Data records
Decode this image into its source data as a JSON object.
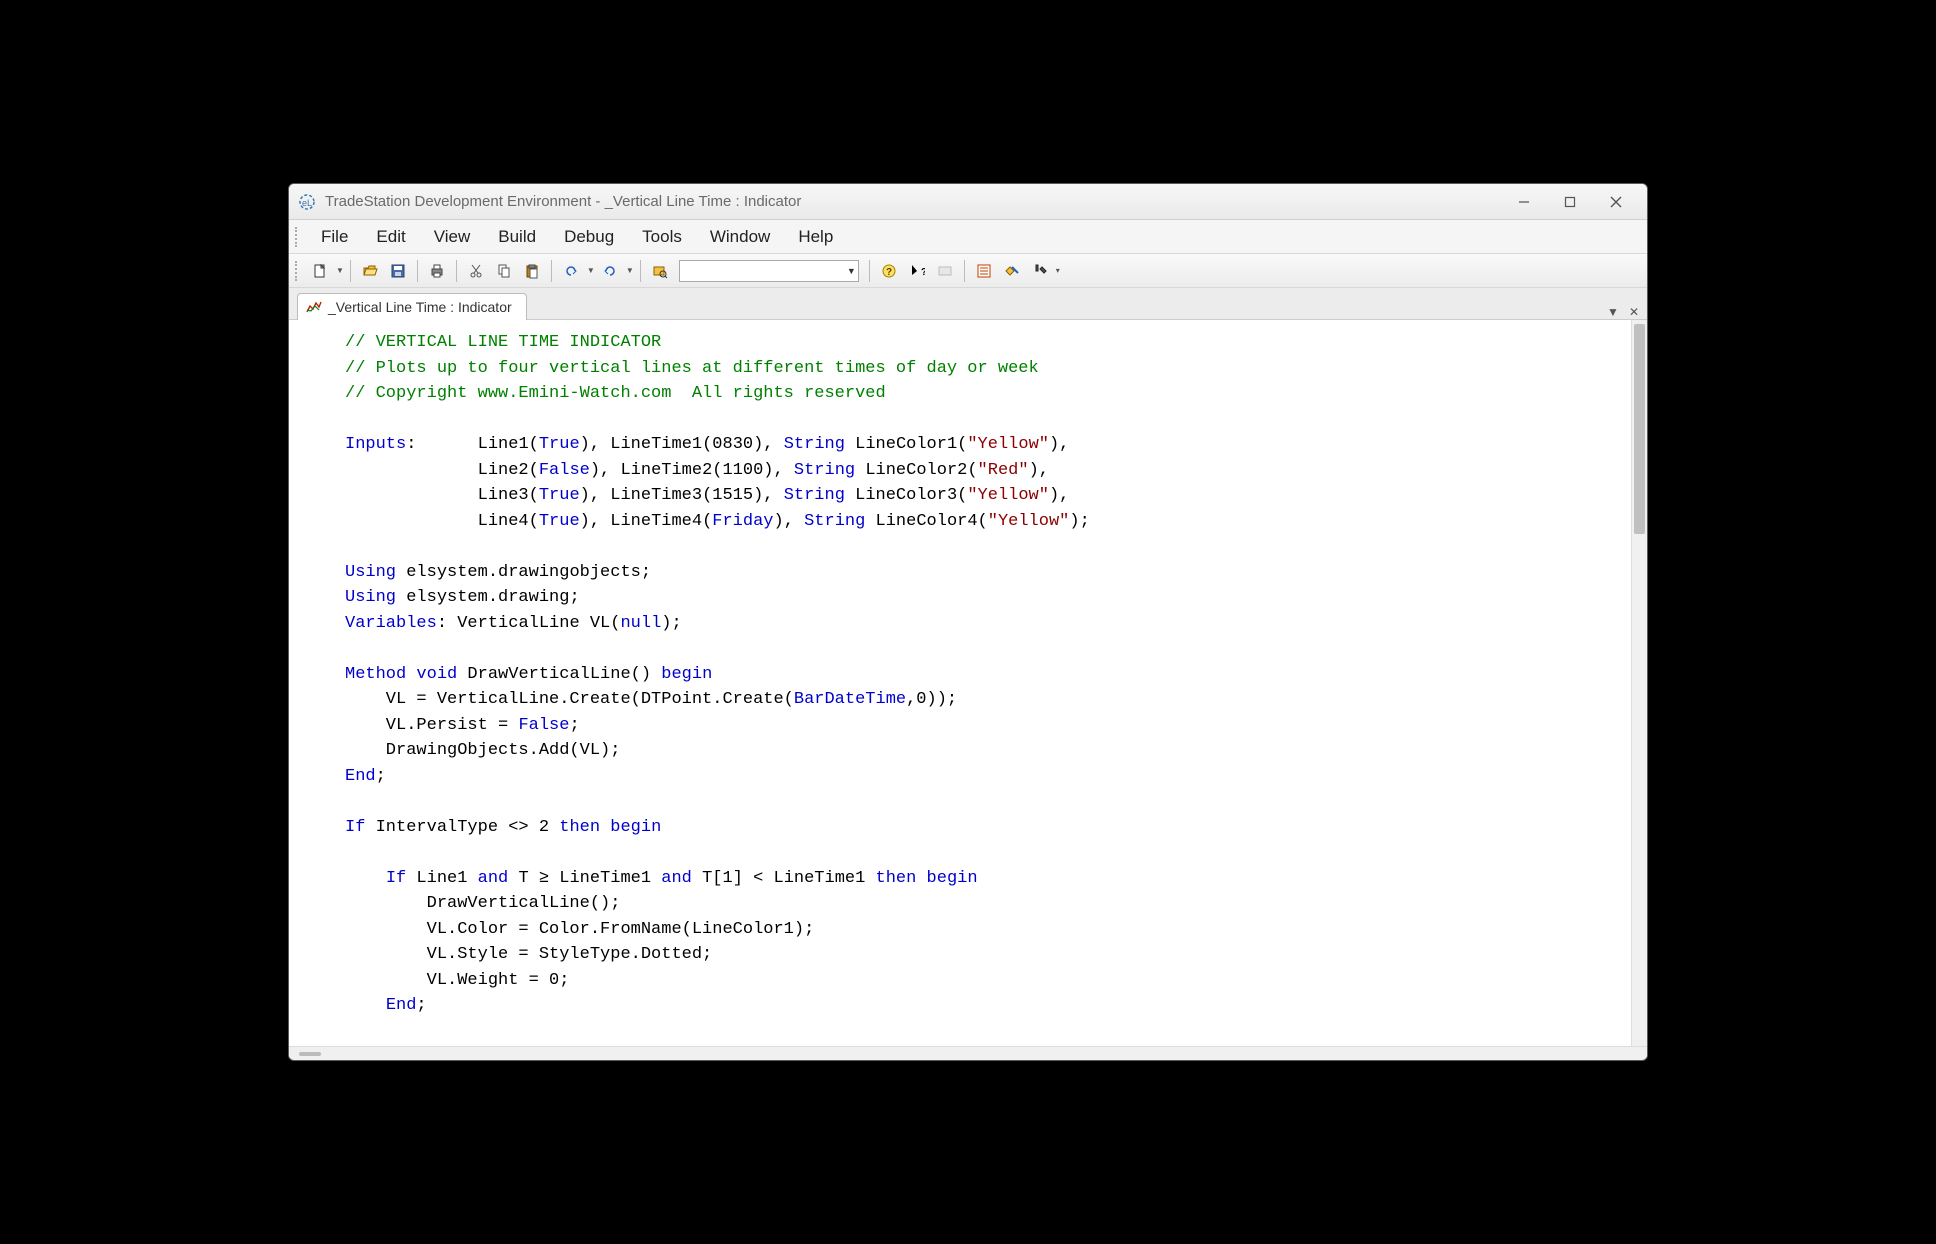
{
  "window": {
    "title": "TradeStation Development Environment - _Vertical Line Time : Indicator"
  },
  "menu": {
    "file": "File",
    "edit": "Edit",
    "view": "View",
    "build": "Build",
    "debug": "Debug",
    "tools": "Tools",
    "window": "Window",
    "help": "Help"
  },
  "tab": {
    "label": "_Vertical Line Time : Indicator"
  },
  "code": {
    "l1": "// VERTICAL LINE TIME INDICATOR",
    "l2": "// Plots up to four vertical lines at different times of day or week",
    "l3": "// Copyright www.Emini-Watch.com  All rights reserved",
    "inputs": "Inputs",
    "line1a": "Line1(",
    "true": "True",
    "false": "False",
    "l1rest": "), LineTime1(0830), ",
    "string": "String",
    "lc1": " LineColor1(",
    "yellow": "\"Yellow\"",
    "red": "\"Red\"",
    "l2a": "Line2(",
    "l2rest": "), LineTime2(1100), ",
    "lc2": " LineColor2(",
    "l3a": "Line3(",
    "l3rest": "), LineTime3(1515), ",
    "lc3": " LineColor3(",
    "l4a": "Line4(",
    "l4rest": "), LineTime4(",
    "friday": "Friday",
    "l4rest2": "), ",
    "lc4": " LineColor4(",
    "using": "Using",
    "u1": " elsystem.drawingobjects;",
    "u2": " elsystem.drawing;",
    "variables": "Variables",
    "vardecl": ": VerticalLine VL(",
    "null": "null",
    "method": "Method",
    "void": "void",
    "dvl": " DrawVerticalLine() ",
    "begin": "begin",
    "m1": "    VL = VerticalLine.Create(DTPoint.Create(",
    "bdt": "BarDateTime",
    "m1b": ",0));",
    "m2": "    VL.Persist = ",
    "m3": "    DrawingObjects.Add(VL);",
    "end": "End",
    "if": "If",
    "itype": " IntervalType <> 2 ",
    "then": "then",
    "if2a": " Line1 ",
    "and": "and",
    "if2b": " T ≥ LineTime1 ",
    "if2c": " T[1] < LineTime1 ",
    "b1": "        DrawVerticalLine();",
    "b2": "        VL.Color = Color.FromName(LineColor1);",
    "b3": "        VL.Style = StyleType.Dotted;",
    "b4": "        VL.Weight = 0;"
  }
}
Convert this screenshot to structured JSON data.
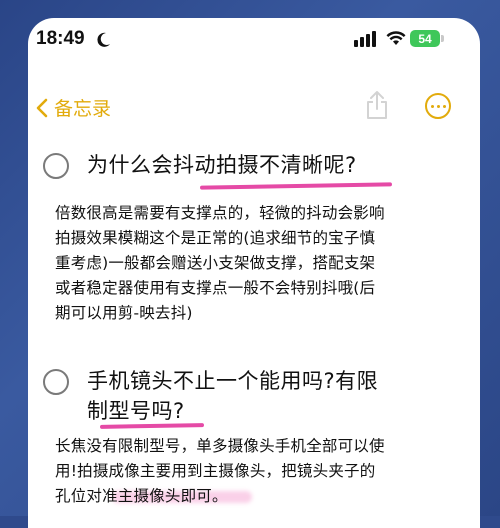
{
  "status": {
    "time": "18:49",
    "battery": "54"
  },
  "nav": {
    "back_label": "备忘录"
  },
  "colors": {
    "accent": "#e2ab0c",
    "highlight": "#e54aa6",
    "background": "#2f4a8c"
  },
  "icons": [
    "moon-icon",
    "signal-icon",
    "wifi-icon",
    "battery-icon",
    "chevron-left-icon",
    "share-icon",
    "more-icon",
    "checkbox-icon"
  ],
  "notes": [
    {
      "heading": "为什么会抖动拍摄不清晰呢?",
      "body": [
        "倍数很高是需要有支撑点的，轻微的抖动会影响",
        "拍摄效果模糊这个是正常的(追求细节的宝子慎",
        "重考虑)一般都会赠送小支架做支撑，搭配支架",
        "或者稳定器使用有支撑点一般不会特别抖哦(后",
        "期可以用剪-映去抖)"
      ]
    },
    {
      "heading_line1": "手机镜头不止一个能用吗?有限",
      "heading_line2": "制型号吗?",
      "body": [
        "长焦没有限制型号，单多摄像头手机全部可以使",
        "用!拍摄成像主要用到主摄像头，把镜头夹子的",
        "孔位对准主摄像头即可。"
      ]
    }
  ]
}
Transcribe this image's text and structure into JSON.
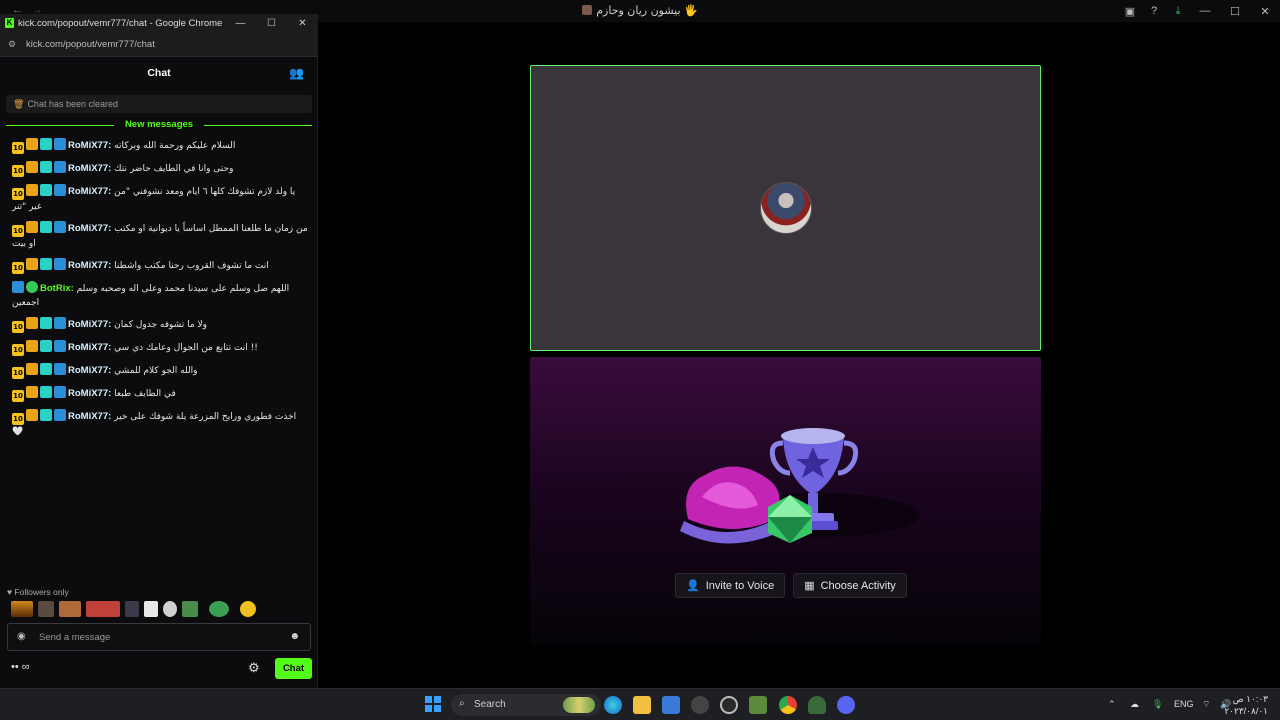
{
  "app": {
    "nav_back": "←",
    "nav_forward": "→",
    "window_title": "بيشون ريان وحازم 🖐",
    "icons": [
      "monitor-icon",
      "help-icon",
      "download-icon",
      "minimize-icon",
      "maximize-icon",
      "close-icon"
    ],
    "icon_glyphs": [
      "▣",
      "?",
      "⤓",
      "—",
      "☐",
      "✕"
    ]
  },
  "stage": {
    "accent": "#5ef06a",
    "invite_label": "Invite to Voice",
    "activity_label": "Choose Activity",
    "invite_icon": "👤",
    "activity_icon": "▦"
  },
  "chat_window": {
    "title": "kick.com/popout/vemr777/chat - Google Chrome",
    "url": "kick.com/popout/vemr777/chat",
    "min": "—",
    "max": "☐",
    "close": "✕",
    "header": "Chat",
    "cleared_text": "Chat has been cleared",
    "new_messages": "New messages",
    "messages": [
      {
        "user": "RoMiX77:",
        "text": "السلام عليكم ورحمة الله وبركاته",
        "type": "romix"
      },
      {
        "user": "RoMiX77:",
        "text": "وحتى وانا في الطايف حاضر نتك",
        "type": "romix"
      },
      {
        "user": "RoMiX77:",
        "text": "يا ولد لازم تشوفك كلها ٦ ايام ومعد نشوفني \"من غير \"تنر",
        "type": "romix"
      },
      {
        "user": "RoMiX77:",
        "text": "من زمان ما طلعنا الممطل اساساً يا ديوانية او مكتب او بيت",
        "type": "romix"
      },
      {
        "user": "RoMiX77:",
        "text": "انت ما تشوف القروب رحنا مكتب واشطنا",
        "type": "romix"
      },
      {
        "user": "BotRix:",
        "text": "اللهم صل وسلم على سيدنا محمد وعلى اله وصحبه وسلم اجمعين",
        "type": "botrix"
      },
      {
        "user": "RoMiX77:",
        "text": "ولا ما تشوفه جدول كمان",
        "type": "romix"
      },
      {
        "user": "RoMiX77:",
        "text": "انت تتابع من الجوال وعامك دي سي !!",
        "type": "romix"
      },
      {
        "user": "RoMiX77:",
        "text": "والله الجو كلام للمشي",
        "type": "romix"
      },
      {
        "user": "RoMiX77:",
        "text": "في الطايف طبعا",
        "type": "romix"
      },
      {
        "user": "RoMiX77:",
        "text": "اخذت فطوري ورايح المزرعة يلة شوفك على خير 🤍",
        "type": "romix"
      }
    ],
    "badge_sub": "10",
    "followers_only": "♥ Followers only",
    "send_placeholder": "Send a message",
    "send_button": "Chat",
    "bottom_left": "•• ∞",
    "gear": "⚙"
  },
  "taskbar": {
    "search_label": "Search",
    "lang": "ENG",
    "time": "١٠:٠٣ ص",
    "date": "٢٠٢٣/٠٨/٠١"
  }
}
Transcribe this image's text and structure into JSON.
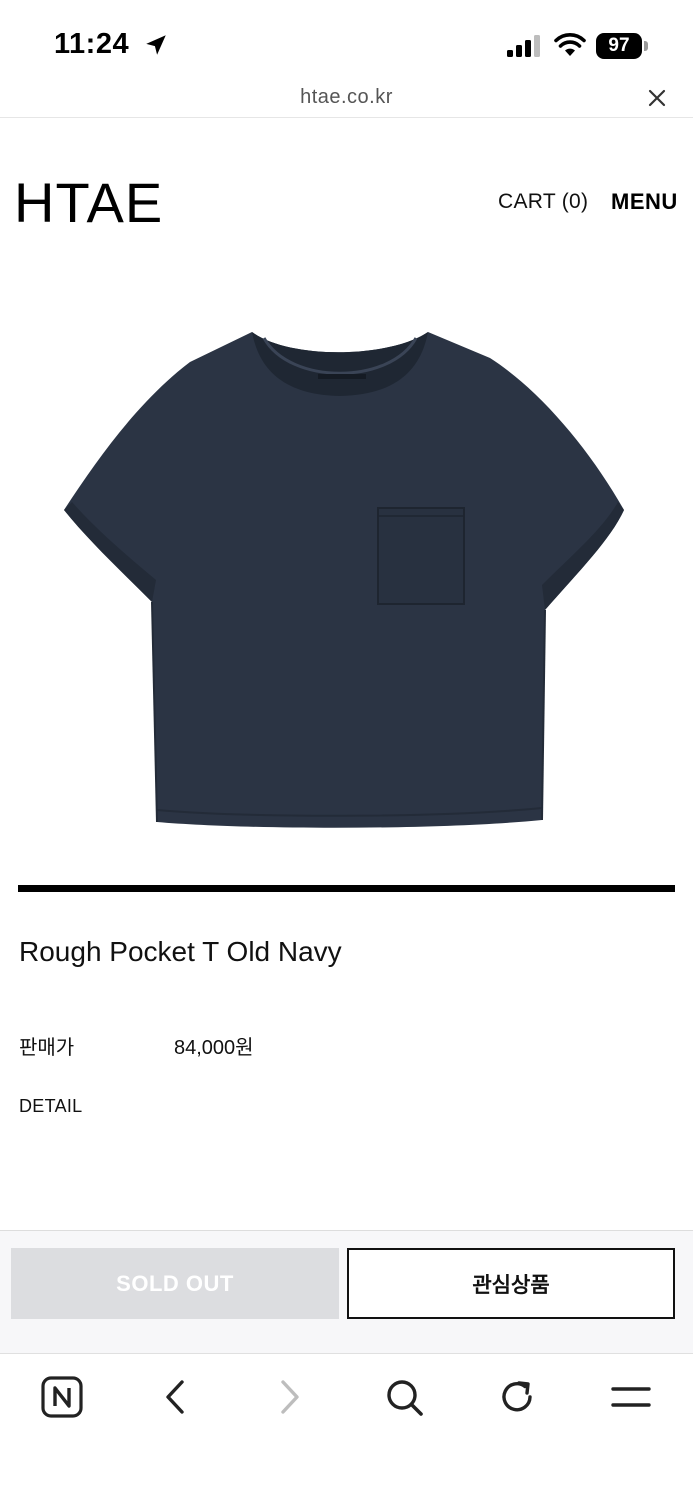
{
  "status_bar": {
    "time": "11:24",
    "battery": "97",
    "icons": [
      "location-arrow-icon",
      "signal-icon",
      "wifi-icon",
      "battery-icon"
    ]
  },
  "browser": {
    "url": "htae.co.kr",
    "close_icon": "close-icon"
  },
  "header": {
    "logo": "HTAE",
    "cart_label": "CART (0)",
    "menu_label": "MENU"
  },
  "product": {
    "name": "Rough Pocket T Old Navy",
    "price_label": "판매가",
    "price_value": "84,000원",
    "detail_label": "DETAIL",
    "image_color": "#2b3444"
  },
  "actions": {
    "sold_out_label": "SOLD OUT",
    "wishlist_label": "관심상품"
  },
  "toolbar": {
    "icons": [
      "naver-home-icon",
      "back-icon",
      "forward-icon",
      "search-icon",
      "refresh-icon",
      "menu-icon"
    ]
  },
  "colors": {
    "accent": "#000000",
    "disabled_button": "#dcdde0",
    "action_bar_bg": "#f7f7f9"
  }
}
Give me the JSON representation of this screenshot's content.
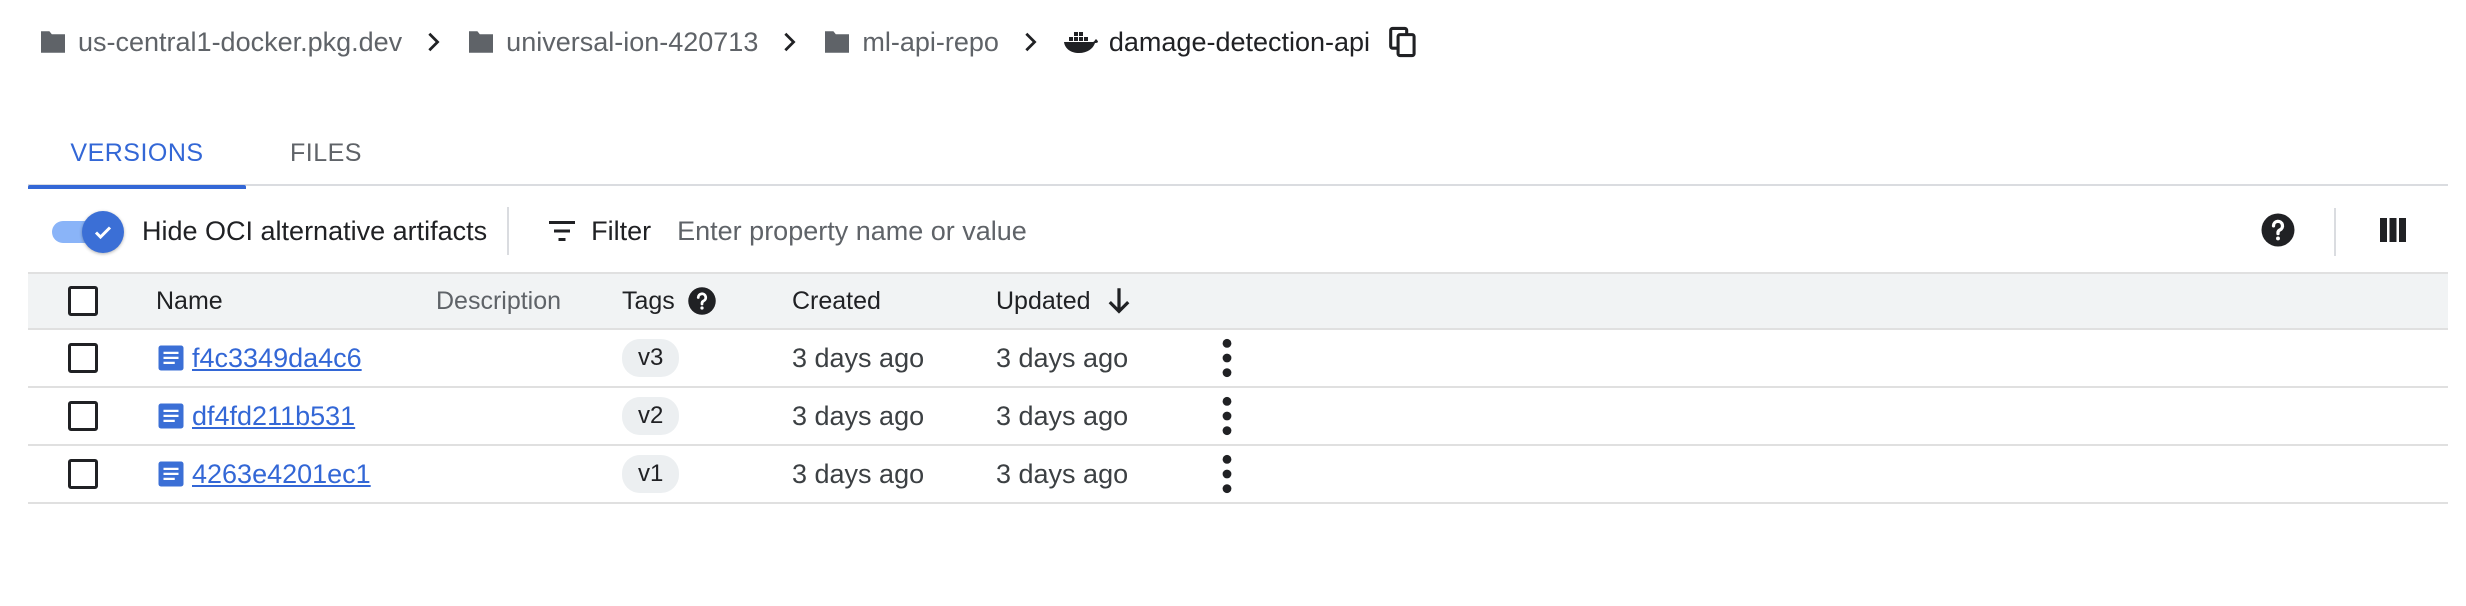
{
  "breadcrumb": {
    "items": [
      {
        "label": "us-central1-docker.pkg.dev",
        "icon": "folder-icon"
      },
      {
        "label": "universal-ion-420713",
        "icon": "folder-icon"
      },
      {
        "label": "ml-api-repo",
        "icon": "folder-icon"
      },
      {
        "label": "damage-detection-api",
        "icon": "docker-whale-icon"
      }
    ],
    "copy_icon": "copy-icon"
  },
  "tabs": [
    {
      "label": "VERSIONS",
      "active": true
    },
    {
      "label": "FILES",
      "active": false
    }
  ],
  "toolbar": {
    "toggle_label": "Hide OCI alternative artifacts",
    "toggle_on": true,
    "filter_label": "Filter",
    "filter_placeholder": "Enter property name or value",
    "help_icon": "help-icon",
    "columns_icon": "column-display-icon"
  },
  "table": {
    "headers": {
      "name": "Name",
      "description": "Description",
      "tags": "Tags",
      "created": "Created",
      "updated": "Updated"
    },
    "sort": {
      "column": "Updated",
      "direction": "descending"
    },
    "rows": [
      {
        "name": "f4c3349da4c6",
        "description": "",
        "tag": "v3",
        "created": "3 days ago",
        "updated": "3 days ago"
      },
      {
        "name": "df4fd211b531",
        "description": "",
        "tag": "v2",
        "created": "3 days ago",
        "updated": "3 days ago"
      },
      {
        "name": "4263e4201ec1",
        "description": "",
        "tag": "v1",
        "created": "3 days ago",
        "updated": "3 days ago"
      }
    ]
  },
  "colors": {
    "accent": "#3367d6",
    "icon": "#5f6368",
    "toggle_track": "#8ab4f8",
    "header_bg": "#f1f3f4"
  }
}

Stated goal: Using the material above, gather every line that includes "battery".

Correct answer:
    "battery": "54"
    "battery-icon",
    "battery": "97",
      "battery-icon"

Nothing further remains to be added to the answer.